Work to complete: Repeat each line exactly, leaving nothing out.

Material for the task:
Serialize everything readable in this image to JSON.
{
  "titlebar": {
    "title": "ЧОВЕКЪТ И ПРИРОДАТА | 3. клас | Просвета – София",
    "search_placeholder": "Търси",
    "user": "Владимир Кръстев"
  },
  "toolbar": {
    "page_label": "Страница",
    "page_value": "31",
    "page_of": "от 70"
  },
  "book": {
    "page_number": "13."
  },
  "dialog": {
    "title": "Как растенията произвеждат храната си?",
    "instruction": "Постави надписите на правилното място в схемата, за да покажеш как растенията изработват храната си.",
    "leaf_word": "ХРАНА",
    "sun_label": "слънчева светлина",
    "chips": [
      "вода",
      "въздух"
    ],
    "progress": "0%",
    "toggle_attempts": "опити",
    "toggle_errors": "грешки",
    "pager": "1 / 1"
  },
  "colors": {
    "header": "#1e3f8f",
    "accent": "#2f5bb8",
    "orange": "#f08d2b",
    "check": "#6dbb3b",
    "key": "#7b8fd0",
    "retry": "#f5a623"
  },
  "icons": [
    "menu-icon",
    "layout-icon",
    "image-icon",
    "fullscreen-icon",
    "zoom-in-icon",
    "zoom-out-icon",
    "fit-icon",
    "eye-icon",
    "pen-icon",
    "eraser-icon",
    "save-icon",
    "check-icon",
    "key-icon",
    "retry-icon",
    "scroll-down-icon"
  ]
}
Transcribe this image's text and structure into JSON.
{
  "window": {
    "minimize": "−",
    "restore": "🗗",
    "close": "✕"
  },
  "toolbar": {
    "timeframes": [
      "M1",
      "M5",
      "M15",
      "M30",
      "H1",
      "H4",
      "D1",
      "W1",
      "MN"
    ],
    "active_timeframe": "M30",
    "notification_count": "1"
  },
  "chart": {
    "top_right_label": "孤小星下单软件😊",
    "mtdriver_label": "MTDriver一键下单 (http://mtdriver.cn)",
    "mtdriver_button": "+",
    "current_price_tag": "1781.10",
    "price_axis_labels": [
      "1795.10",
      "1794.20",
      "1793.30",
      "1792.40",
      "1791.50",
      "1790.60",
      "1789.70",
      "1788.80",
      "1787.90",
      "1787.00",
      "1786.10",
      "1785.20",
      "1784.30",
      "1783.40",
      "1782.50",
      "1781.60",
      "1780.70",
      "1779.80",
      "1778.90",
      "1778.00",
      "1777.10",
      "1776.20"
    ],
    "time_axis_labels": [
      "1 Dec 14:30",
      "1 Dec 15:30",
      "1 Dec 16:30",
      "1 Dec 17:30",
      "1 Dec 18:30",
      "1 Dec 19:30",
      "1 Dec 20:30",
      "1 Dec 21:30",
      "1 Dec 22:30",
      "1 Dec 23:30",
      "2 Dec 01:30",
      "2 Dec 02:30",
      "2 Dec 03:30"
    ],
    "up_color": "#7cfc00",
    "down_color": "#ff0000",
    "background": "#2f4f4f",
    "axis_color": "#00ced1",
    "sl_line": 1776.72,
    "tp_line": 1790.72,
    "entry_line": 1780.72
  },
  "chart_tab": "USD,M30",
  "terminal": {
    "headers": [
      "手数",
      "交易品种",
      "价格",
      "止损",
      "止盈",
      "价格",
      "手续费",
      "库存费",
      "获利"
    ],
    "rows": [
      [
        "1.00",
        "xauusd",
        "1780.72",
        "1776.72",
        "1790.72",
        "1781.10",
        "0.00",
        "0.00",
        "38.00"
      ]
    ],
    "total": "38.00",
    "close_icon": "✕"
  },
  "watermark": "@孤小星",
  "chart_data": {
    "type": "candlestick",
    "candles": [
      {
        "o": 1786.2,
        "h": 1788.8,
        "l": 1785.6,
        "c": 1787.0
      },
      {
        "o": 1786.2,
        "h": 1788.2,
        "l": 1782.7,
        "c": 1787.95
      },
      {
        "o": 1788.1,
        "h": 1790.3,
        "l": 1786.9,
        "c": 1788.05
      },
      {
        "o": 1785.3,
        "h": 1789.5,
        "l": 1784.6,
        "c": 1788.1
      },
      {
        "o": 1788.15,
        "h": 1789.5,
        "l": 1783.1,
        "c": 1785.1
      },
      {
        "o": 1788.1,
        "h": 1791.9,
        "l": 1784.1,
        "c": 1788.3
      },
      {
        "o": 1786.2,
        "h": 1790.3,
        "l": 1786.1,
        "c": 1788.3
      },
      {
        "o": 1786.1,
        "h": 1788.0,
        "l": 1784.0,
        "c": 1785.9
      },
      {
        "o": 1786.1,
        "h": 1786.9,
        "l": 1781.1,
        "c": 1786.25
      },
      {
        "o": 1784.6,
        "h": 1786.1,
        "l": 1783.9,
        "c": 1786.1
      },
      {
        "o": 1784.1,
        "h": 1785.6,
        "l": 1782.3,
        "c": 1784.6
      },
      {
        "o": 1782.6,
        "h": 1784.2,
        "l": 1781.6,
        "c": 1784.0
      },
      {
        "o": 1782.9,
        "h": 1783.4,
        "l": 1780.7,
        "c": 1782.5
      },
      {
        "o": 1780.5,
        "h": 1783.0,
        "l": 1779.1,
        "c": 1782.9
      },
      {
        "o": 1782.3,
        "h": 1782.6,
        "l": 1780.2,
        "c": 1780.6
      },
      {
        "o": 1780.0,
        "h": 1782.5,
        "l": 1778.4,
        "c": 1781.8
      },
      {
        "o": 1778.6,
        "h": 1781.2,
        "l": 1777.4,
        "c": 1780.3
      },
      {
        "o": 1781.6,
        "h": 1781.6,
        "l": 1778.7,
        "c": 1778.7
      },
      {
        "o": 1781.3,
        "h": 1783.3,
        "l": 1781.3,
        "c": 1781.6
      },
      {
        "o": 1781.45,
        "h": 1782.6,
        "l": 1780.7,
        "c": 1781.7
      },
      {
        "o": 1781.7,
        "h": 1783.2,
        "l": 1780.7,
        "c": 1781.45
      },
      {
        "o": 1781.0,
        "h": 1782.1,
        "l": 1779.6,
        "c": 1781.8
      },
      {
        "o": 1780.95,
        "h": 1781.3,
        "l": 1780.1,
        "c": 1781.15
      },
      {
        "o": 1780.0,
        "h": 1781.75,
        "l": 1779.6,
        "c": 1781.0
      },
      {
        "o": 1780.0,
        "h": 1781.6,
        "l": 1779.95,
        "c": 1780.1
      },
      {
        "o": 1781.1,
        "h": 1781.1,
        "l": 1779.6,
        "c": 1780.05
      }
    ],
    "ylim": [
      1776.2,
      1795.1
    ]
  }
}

Exercise response:
Serialize everything readable in this image to JSON.
{
  "titlebar": {
    "title": "ЧОВЕКЪТ И ПРИРОДАТА | 3. клас | Просвета – София",
    "search_placeholder": "Търси",
    "user": "Владимир Кръстев"
  },
  "toolbar": {
    "page_label": "Страница",
    "page_value": "31",
    "page_of": "от 70"
  },
  "book": {
    "page_number": "13."
  },
  "dialog": {
    "title": "Как растенията произвеждат храната си?",
    "instruction": "Постави надписите на правилното място в схемата, за да покажеш как растенията изработват храната си.",
    "leaf_word": "ХРАНА",
    "sun_label": "слънчева светлина",
    "chips": [
      "вода",
      "въздух"
    ],
    "progress": "0%",
    "toggle_attempts": "опити",
    "toggle_errors": "грешки",
    "pager": "1 / 1"
  },
  "colors": {
    "header": "#1e3f8f",
    "accent": "#2f5bb8",
    "orange": "#f08d2b",
    "check": "#6dbb3b",
    "key": "#7b8fd0",
    "retry": "#f5a623"
  },
  "icons": [
    "menu-icon",
    "layout-icon",
    "image-icon",
    "fullscreen-icon",
    "zoom-in-icon",
    "zoom-out-icon",
    "fit-icon",
    "eye-icon",
    "pen-icon",
    "eraser-icon",
    "save-icon",
    "check-icon",
    "key-icon",
    "retry-icon",
    "scroll-down-icon"
  ]
}
Transcribe this image's text and structure into JSON.
{
  "window": {
    "minimize": "−",
    "restore": "🗗",
    "close": "✕"
  },
  "toolbar": {
    "timeframes": [
      "M1",
      "M5",
      "M15",
      "M30",
      "H1",
      "H4",
      "D1",
      "W1",
      "MN"
    ],
    "active_timeframe": "M30",
    "notification_count": "1"
  },
  "chart": {
    "top_right_label": "孤小星下单软件😊",
    "mtdriver_label": "MTDriver一键下单 (http://mtdriver.cn)",
    "mtdriver_button": "+",
    "current_price_tag": "1781.10",
    "price_axis_labels": [
      "1795.10",
      "1794.20",
      "1793.30",
      "1792.40",
      "1791.50",
      "1790.60",
      "1789.70",
      "1788.80",
      "1787.90",
      "1787.00",
      "1786.10",
      "1785.20",
      "1784.30",
      "1783.40",
      "1782.50",
      "1781.60",
      "1780.70",
      "1779.80",
      "1778.90",
      "1778.00",
      "1777.10",
      "1776.20"
    ],
    "time_axis_labels": [
      "1 Dec 14:30",
      "1 Dec 15:30",
      "1 Dec 16:30",
      "1 Dec 17:30",
      "1 Dec 18:30",
      "1 Dec 19:30",
      "1 Dec 20:30",
      "1 Dec 21:30",
      "1 Dec 22:30",
      "1 Dec 23:30",
      "2 Dec 01:30",
      "2 Dec 02:30",
      "2 Dec 03:30"
    ],
    "up_color": "#7cfc00",
    "down_color": "#ff0000",
    "background": "#2f4f4f",
    "axis_color": "#00ced1",
    "sl_line": 1776.72,
    "tp_line": 1790.72,
    "entry_line": 1780.72
  },
  "chart_tab": "USD,M30",
  "terminal": {
    "headers": [
      "手数",
      "交易品种",
      "价格",
      "止损",
      "止盈",
      "价格",
      "手续费",
      "库存费",
      "获利"
    ],
    "rows": [
      [
        "1.00",
        "xauusd",
        "1780.72",
        "1776.72",
        "1790.72",
        "1781.10",
        "0.00",
        "0.00",
        "38.00"
      ]
    ],
    "total": "38.00",
    "close_icon": "✕"
  },
  "watermark": "@孤小星",
  "chart_data": {
    "type": "candlestick",
    "candles": [
      {
        "o": 1786.2,
        "h": 1788.8,
        "l": 1785.6,
        "c": 1787.0
      },
      {
        "o": 1786.2,
        "h": 1788.2,
        "l": 1782.7,
        "c": 1787.95
      },
      {
        "o": 1788.1,
        "h": 1790.3,
        "l": 1786.9,
        "c": 1788.05
      },
      {
        "o": 1785.3,
        "h": 1789.5,
        "l": 1784.6,
        "c": 1788.1
      },
      {
        "o": 1788.15,
        "h": 1789.5,
        "l": 1783.1,
        "c": 1785.1
      },
      {
        "o": 1788.1,
        "h": 1791.9,
        "l": 1784.1,
        "c": 1788.3
      },
      {
        "o": 1786.2,
        "h": 1790.3,
        "l": 1786.1,
        "c": 1788.3
      },
      {
        "o": 1786.1,
        "h": 1788.0,
        "l": 1784.0,
        "c": 1785.9
      },
      {
        "o": 1786.1,
        "h": 1786.9,
        "l": 1781.1,
        "c": 1786.25
      },
      {
        "o": 1784.6,
        "h": 1786.1,
        "l": 1783.9,
        "c": 1786.1
      },
      {
        "o": 1784.1,
        "h": 1785.6,
        "l": 1782.3,
        "c": 1784.6
      },
      {
        "o": 1782.6,
        "h": 1784.2,
        "l": 1781.6,
        "c": 1784.0
      },
      {
        "o": 1782.9,
        "h": 1783.4,
        "l": 1780.7,
        "c": 1782.5
      },
      {
        "o": 1780.5,
        "h": 1783.0,
        "l": 1779.1,
        "c": 1782.9
      },
      {
        "o": 1782.3,
        "h": 1782.6,
        "l": 1780.2,
        "c": 1780.6
      },
      {
        "o": 1780.0,
        "h": 1782.5,
        "l": 1778.4,
        "c": 1781.8
      },
      {
        "o": 1778.6,
        "h": 1781.2,
        "l": 1777.4,
        "c": 1780.3
      },
      {
        "o": 1781.6,
        "h": 1781.6,
        "l": 1778.7,
        "c": 1778.7
      },
      {
        "o": 1781.3,
        "h": 1783.3,
        "l": 1781.3,
        "c": 1781.6
      },
      {
        "o": 1781.45,
        "h": 1782.6,
        "l": 1780.7,
        "c": 1781.7
      },
      {
        "o": 1781.7,
        "h": 1783.2,
        "l": 1780.7,
        "c": 1781.45
      },
      {
        "o": 1781.0,
        "h": 1782.1,
        "l": 1779.6,
        "c": 1781.8
      },
      {
        "o": 1780.95,
        "h": 1781.3,
        "l": 1780.1,
        "c": 1781.15
      },
      {
        "o": 1780.0,
        "h": 1781.75,
        "l": 1779.6,
        "c": 1781.0
      },
      {
        "o": 1780.0,
        "h": 1781.6,
        "l": 1779.95,
        "c": 1780.1
      },
      {
        "o": 1781.1,
        "h": 1781.1,
        "l": 1779.6,
        "c": 1780.05
      }
    ],
    "ylim": [
      1776.2,
      1795.1
    ]
  }
}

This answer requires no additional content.